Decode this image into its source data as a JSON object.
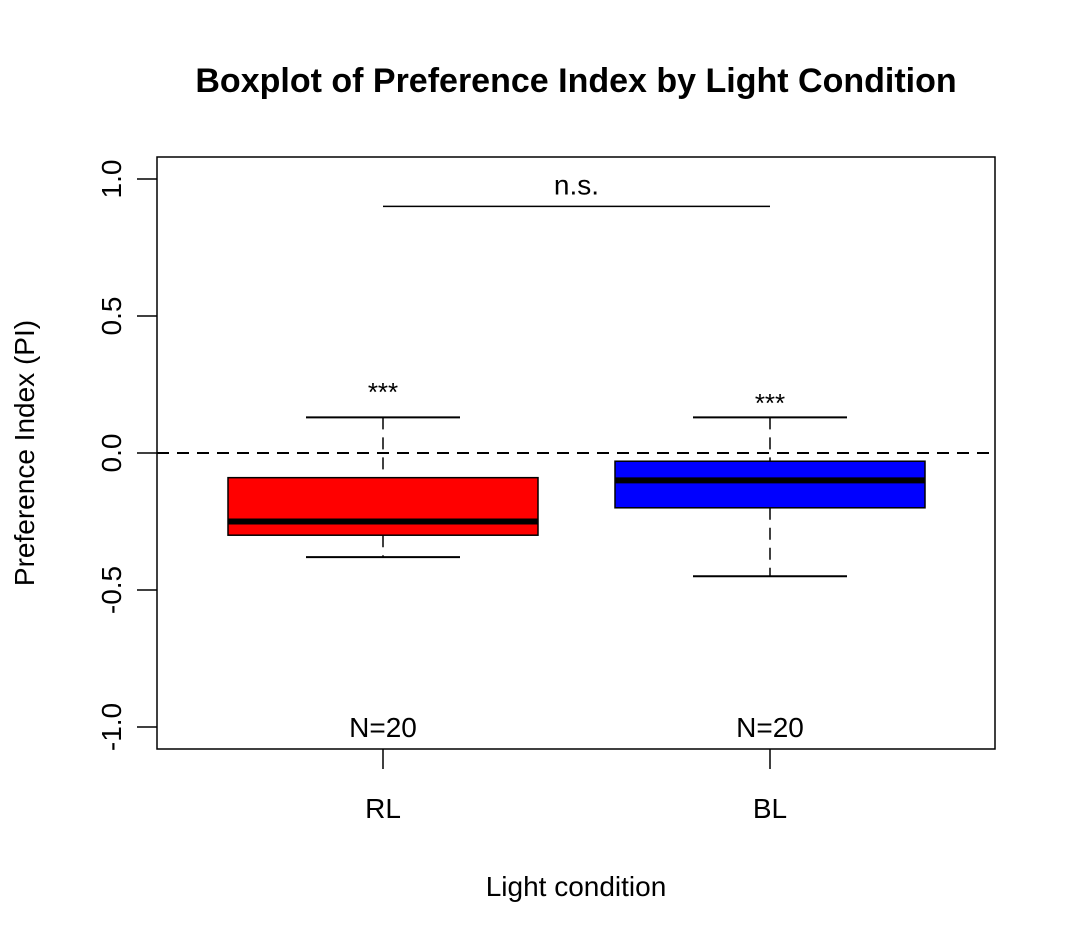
{
  "chart_data": {
    "type": "boxplot",
    "title": "Boxplot of Preference Index by Light Condition",
    "xlabel": "Light condition",
    "ylabel": "Preference Index (PI)",
    "ylim": [
      -1.08,
      1.08
    ],
    "yticks": [
      -1.0,
      -0.5,
      0.0,
      0.5,
      1.0
    ],
    "ytick_labels": [
      "-1.0",
      "-0.5",
      "0.0",
      "0.5",
      "1.0"
    ],
    "categories": [
      "RL",
      "BL"
    ],
    "reference_line": 0.0,
    "boxes": [
      {
        "name": "RL",
        "color": "#ff0000",
        "whisker_low": -0.38,
        "q1": -0.3,
        "median": -0.25,
        "q3": -0.09,
        "whisker_high": 0.13,
        "significance": "***",
        "sig_y": 0.24,
        "n_label": "N=20"
      },
      {
        "name": "BL",
        "color": "#0000ff",
        "whisker_low": -0.45,
        "q1": -0.2,
        "median": -0.1,
        "q3": -0.03,
        "whisker_high": 0.13,
        "significance": "***",
        "sig_y": 0.2,
        "n_label": "N=20"
      }
    ],
    "comparison": {
      "from": "RL",
      "to": "BL",
      "y": 0.9,
      "label": "n.s.",
      "label_y": 0.98
    },
    "n_label_y": -1.0,
    "grid": false,
    "legend": "none"
  }
}
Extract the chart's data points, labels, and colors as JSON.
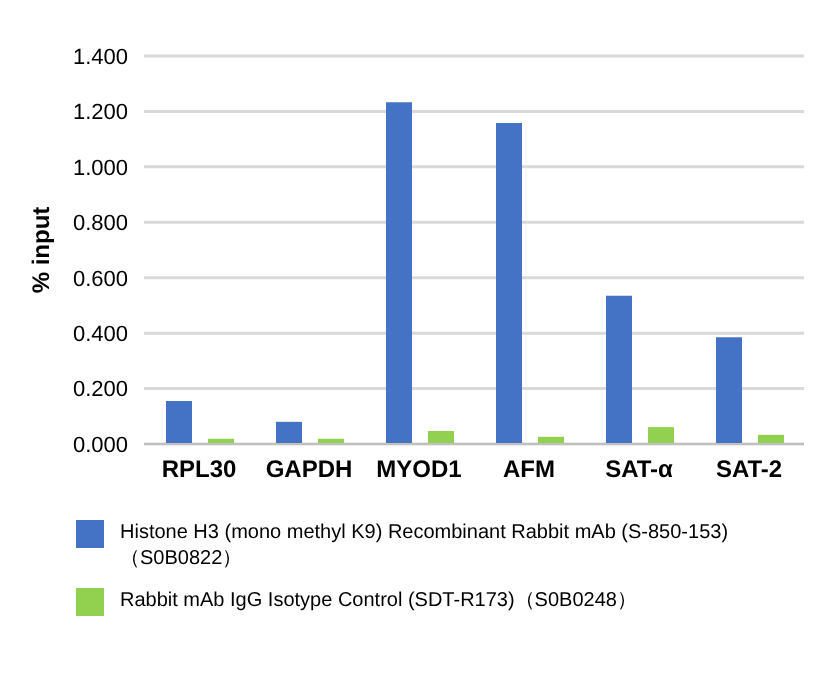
{
  "chart_data": {
    "type": "bar",
    "ylabel": "% input",
    "categories": [
      "RPL30",
      "GAPDH",
      "MYOD1",
      "AFM",
      "SAT-α",
      "SAT-2"
    ],
    "series": [
      {
        "name": "Histone H3 (mono methyl K9) Recombinant Rabbit mAb (S-850-153)（S0B0822）",
        "color": "#4472c4",
        "values": [
          0.155,
          0.08,
          1.233,
          1.158,
          0.535,
          0.385
        ]
      },
      {
        "name": "Rabbit mAb IgG Isotype Control (SDT-R173)（S0B0248）",
        "color": "#92d050",
        "values": [
          0.019,
          0.019,
          0.047,
          0.026,
          0.061,
          0.033
        ]
      }
    ],
    "ylim": [
      0,
      1.4
    ],
    "yticks": [
      {
        "value": 0,
        "label": "0.000"
      },
      {
        "value": 0.2,
        "label": "0.200"
      },
      {
        "value": 0.4,
        "label": "0.400"
      },
      {
        "value": 0.6,
        "label": "0.600"
      },
      {
        "value": 0.8,
        "label": "0.800"
      },
      {
        "value": 1,
        "label": "1.000"
      },
      {
        "value": 1.2,
        "label": "1.200"
      },
      {
        "value": 1.4,
        "label": "1.400"
      }
    ],
    "grid": "y",
    "legend": "bottom"
  }
}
------------------------------------------------
### Goal
Write out exactly, and nothing more than, the lines of the entries above from the line containing "Extract the chart's" through the final line; omit any pictures.

### Response
Extract the chart's data points, labels, and colors as JSON.
{
  "chart_data": {
    "type": "bar",
    "ylabel": "% input",
    "categories": [
      "RPL30",
      "GAPDH",
      "MYOD1",
      "AFM",
      "SAT-α",
      "SAT-2"
    ],
    "series": [
      {
        "name": "Histone H3 (mono methyl K9) Recombinant Rabbit mAb (S-850-153)（S0B0822）",
        "color": "#4472c4",
        "values": [
          0.155,
          0.08,
          1.233,
          1.158,
          0.535,
          0.385
        ]
      },
      {
        "name": "Rabbit mAb IgG Isotype Control (SDT-R173)（S0B0248）",
        "color": "#92d050",
        "values": [
          0.019,
          0.019,
          0.047,
          0.026,
          0.061,
          0.033
        ]
      }
    ],
    "ylim": [
      0,
      1.4
    ],
    "yticks": [
      {
        "value": 0,
        "label": "0.000"
      },
      {
        "value": 0.2,
        "label": "0.200"
      },
      {
        "value": 0.4,
        "label": "0.400"
      },
      {
        "value": 0.6,
        "label": "0.600"
      },
      {
        "value": 0.8,
        "label": "0.800"
      },
      {
        "value": 1,
        "label": "1.000"
      },
      {
        "value": 1.2,
        "label": "1.200"
      },
      {
        "value": 1.4,
        "label": "1.400"
      }
    ],
    "grid": "y",
    "legend": "bottom"
  }
}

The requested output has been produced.